Entries supplied:
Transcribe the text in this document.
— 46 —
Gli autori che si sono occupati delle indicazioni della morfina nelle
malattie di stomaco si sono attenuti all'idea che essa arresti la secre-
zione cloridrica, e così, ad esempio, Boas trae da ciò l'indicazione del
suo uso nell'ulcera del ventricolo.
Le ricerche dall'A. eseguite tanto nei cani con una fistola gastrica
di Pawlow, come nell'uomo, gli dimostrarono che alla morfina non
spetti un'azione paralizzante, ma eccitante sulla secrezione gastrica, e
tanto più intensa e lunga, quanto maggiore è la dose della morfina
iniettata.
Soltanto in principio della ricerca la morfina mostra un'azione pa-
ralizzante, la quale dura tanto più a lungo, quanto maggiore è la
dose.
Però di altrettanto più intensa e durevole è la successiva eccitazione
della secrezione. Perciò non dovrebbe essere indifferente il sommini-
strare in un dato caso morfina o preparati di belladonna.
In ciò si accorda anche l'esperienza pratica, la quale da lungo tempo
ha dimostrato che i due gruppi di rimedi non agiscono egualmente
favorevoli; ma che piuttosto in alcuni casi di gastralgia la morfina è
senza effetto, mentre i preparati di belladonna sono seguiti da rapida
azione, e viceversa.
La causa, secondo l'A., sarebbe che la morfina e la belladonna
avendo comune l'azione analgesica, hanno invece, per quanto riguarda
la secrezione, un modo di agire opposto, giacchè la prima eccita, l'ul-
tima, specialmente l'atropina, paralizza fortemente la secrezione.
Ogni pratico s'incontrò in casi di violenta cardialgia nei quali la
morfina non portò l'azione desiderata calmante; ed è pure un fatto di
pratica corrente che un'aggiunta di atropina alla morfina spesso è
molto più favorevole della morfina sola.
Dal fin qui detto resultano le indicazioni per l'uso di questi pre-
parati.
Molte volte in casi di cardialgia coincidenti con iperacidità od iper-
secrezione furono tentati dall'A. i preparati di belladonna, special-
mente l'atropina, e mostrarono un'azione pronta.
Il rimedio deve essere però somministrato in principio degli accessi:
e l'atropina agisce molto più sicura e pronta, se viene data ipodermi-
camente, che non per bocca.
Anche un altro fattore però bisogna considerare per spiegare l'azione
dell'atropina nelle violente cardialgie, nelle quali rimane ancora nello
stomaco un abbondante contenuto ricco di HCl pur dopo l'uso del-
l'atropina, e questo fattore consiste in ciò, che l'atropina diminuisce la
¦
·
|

...

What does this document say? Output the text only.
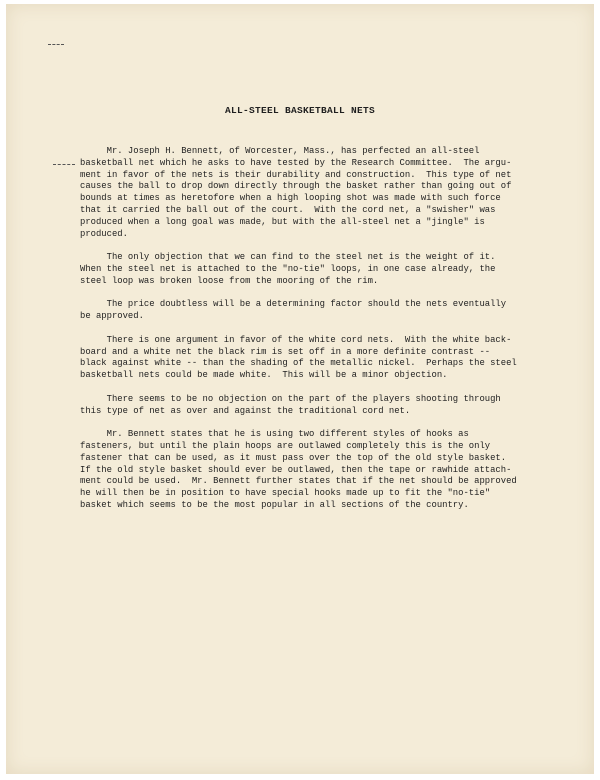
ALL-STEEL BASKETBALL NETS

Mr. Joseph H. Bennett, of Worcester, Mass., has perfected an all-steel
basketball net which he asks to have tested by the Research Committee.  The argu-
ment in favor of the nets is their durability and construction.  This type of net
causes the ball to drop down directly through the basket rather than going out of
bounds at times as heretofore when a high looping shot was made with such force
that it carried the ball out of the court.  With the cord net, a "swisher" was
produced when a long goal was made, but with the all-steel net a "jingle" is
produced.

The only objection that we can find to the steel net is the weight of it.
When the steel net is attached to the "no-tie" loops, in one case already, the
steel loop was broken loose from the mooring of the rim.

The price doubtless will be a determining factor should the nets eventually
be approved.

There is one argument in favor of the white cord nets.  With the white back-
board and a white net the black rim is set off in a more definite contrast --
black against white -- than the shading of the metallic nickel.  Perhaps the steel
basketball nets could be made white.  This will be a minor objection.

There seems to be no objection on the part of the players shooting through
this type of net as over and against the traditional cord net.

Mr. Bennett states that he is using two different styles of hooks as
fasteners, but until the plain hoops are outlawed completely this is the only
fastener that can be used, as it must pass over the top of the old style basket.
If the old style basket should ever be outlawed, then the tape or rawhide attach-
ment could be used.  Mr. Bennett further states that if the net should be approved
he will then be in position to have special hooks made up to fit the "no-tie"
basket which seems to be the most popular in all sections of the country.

--

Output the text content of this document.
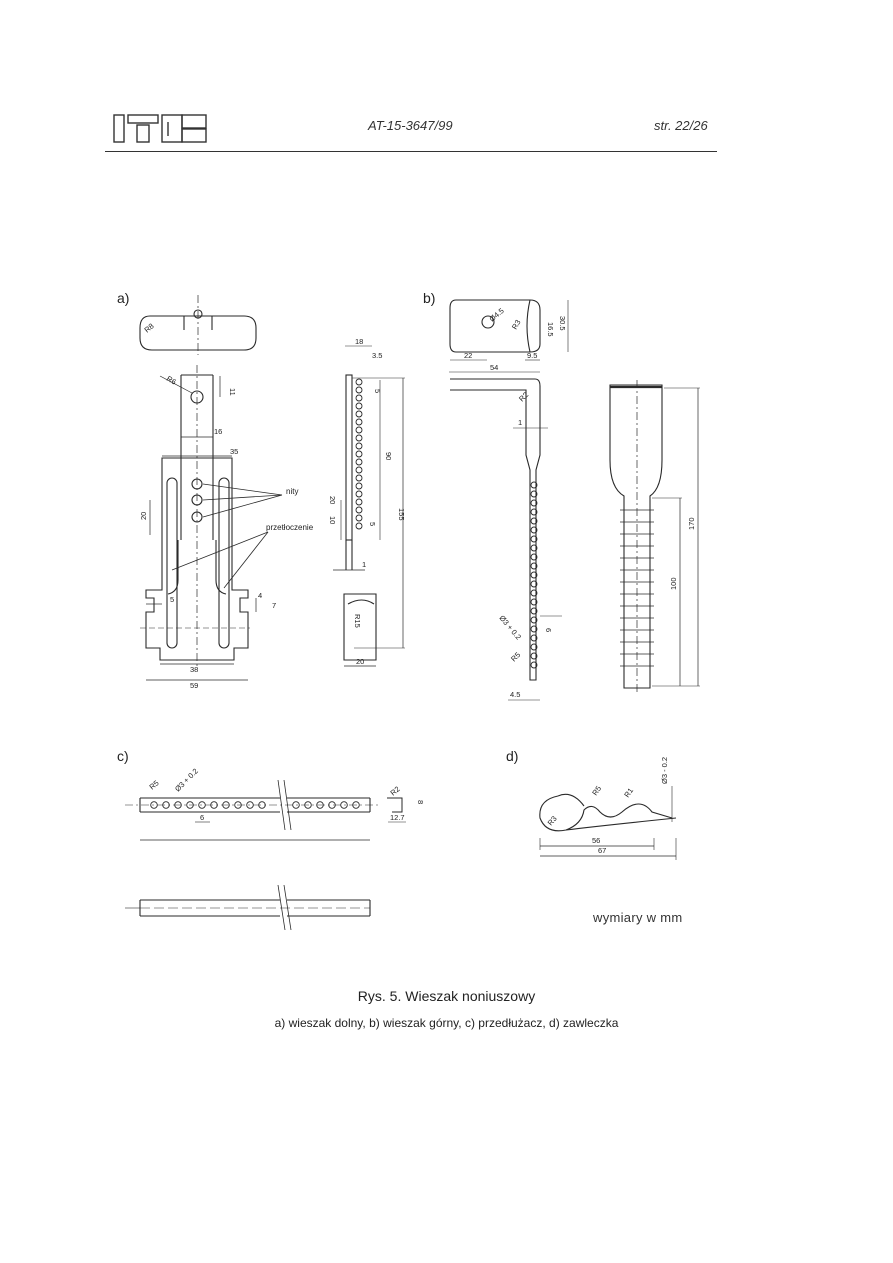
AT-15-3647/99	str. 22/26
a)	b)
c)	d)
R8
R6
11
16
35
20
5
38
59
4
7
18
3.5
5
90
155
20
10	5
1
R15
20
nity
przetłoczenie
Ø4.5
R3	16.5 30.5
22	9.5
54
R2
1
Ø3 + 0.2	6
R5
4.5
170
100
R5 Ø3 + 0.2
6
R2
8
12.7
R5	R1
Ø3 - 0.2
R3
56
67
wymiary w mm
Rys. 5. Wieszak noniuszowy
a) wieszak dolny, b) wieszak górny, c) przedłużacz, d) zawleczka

What is expected:
Using the listing above, show each line holding the string "through".

Complete output:
causes the ball to drop down directly through the basket rather than going out of
There seems to be no objection on the part of the players shooting through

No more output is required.